_Requirements_:
Write out the records that appear below, verbatim and complete, but without pictures.

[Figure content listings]
⁂

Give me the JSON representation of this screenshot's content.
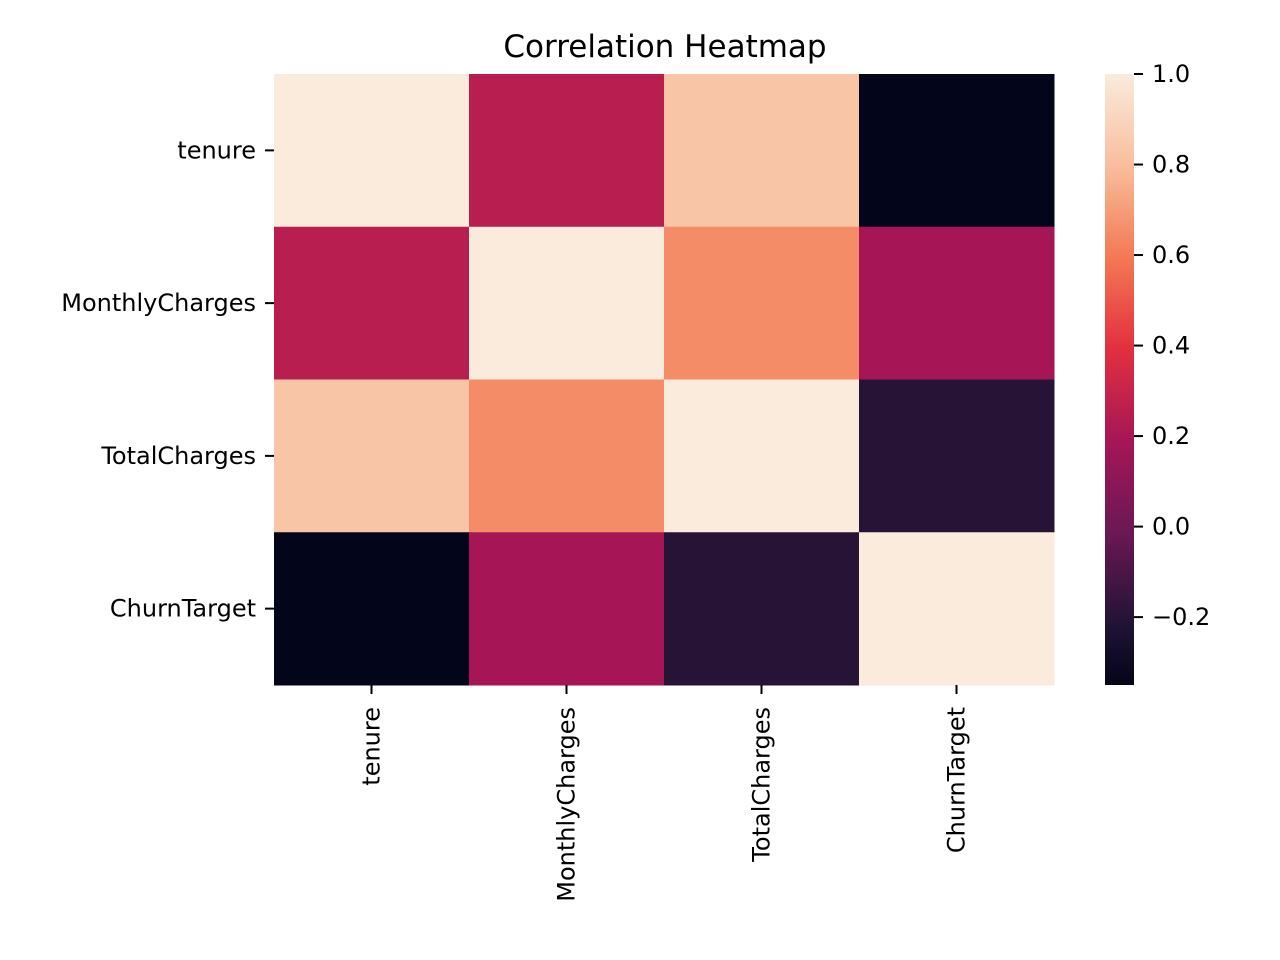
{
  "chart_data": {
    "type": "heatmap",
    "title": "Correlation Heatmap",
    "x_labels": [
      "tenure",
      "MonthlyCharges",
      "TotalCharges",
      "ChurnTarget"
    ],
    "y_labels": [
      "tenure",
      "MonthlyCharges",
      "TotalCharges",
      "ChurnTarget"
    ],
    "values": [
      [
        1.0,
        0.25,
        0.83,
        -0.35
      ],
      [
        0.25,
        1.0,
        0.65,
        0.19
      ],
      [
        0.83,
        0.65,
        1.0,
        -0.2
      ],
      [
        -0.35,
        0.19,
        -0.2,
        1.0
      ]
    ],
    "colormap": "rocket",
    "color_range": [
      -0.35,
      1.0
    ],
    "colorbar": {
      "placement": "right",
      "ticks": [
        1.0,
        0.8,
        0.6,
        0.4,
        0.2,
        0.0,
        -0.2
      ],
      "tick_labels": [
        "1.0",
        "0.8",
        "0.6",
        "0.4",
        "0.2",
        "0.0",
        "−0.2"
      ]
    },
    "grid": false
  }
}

⁂

_Worked answer_:
Give me the JSON representation of this screenshot's content.
{
  "chart_data": {
    "type": "heatmap",
    "title": "Correlation Heatmap",
    "x_labels": [
      "tenure",
      "MonthlyCharges",
      "TotalCharges",
      "ChurnTarget"
    ],
    "y_labels": [
      "tenure",
      "MonthlyCharges",
      "TotalCharges",
      "ChurnTarget"
    ],
    "values": [
      [
        1.0,
        0.25,
        0.83,
        -0.35
      ],
      [
        0.25,
        1.0,
        0.65,
        0.19
      ],
      [
        0.83,
        0.65,
        1.0,
        -0.2
      ],
      [
        -0.35,
        0.19,
        -0.2,
        1.0
      ]
    ],
    "colormap": "rocket",
    "color_range": [
      -0.35,
      1.0
    ],
    "colorbar": {
      "placement": "right",
      "ticks": [
        1.0,
        0.8,
        0.6,
        0.4,
        0.2,
        0.0,
        -0.2
      ],
      "tick_labels": [
        "1.0",
        "0.8",
        "0.6",
        "0.4",
        "0.2",
        "0.0",
        "−0.2"
      ]
    },
    "grid": false
  }
}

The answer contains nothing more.